## Begin
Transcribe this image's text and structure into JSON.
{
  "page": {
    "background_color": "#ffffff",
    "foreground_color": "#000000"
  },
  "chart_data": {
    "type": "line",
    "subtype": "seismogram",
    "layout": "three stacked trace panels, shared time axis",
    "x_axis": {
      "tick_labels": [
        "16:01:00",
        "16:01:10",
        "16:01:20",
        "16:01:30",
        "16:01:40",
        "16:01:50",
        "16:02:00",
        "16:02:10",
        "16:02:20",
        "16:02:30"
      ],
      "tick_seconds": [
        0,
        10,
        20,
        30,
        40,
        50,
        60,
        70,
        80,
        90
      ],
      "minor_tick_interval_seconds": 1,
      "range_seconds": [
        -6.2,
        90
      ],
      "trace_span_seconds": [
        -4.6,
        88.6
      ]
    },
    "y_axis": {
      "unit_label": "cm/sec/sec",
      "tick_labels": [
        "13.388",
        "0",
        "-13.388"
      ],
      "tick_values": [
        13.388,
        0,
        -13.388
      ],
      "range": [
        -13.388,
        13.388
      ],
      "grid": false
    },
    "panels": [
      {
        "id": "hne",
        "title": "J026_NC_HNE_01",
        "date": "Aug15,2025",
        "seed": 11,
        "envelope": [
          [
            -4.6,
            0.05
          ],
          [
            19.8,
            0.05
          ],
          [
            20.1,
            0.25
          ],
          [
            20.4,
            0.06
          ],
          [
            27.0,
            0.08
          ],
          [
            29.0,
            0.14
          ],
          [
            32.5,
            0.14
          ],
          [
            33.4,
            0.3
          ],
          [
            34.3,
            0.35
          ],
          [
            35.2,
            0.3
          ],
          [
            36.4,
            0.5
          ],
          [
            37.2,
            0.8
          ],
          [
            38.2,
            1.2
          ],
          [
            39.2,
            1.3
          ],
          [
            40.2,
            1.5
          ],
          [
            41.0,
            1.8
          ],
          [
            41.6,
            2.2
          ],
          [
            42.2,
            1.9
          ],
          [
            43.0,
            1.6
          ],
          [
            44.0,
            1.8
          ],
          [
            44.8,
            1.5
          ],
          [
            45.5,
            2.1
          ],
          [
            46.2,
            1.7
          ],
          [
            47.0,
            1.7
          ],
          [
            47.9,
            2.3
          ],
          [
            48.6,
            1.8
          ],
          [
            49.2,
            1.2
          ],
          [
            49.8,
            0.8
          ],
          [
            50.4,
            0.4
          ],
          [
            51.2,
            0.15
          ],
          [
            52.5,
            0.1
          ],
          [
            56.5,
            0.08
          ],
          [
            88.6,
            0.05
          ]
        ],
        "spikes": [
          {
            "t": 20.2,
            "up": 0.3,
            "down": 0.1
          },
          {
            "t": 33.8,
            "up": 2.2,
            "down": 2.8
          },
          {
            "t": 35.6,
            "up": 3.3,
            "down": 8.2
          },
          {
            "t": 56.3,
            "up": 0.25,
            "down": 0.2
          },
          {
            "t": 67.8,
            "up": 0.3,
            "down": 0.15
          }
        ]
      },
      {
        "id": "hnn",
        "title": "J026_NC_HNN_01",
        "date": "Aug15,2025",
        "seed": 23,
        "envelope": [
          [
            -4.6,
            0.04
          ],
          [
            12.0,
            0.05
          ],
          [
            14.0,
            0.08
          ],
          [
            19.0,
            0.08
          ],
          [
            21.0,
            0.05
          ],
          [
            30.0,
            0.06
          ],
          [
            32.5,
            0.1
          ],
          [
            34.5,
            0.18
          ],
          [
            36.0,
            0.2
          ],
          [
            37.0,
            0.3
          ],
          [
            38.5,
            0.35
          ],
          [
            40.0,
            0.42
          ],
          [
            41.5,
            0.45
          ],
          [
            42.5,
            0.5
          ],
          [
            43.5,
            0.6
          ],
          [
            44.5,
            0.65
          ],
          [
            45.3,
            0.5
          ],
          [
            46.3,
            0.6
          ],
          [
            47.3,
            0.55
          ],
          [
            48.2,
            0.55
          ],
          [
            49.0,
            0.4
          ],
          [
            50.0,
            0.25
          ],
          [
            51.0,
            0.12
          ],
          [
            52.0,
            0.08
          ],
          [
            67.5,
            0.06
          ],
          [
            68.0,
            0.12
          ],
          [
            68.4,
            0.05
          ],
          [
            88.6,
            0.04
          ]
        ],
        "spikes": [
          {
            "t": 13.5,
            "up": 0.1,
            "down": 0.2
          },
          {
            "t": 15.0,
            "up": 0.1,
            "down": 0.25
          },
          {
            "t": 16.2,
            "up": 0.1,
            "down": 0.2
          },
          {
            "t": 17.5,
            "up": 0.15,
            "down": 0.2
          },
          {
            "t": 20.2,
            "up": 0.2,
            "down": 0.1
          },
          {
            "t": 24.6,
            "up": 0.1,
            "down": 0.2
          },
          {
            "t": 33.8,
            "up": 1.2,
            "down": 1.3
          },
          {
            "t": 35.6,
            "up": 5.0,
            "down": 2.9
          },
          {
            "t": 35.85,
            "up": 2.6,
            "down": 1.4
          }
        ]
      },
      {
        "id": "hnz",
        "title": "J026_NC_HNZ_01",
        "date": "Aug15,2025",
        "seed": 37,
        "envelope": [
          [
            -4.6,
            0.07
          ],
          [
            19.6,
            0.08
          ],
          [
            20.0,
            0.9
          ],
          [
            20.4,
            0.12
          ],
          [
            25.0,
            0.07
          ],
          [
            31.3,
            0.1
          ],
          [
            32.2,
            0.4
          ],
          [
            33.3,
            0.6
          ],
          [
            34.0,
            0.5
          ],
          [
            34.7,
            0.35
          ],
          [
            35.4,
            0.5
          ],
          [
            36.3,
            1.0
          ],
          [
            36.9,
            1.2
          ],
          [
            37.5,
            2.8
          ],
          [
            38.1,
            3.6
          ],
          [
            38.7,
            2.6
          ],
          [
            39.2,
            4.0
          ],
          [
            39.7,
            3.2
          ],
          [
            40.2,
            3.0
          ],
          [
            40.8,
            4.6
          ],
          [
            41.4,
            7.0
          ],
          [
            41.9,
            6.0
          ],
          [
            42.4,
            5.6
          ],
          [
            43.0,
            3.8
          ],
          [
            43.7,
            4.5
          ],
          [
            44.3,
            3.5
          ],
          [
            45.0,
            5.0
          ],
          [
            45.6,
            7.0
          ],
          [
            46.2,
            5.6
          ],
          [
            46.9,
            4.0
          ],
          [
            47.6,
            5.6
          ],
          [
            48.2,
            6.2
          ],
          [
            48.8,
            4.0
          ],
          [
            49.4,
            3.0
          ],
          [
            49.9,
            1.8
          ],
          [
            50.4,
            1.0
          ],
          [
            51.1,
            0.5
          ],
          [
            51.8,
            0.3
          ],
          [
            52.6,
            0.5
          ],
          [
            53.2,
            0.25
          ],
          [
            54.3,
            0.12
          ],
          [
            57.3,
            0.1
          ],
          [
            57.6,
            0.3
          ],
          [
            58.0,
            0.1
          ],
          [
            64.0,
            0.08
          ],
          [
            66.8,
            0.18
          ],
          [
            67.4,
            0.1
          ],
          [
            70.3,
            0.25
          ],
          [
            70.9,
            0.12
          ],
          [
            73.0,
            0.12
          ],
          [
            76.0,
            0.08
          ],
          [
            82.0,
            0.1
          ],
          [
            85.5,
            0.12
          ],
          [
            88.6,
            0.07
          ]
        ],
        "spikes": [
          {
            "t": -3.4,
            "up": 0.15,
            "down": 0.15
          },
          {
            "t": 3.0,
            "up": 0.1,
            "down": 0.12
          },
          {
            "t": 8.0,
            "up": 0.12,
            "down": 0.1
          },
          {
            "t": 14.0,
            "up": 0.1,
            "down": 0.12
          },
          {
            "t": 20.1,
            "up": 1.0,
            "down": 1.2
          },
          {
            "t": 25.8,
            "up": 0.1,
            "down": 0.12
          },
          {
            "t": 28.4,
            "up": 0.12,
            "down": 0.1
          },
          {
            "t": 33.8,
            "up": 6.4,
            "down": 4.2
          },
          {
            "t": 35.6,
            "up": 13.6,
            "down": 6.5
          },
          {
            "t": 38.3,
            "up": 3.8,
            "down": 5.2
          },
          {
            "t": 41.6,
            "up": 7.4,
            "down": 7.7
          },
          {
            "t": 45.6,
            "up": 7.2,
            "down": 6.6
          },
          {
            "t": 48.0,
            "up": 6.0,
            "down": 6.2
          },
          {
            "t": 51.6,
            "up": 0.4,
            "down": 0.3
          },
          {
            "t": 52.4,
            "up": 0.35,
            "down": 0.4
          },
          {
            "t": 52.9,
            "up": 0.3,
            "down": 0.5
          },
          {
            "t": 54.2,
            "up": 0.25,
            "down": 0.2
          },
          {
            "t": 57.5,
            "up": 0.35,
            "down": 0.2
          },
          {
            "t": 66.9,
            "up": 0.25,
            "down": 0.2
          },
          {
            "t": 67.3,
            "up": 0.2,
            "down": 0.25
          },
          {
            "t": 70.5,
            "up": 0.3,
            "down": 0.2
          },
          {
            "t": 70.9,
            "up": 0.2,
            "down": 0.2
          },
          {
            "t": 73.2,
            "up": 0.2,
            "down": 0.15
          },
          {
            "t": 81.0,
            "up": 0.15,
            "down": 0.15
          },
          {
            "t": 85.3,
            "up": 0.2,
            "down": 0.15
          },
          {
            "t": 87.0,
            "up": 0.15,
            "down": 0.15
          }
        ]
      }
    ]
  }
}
## End
■ **WHAT IS ASKED**
Using the data above, copy each line that contains "panels".

■ **COMPLETED TASK**
    "layout": "three stacked trace panels, shared time axis",
    "panels": [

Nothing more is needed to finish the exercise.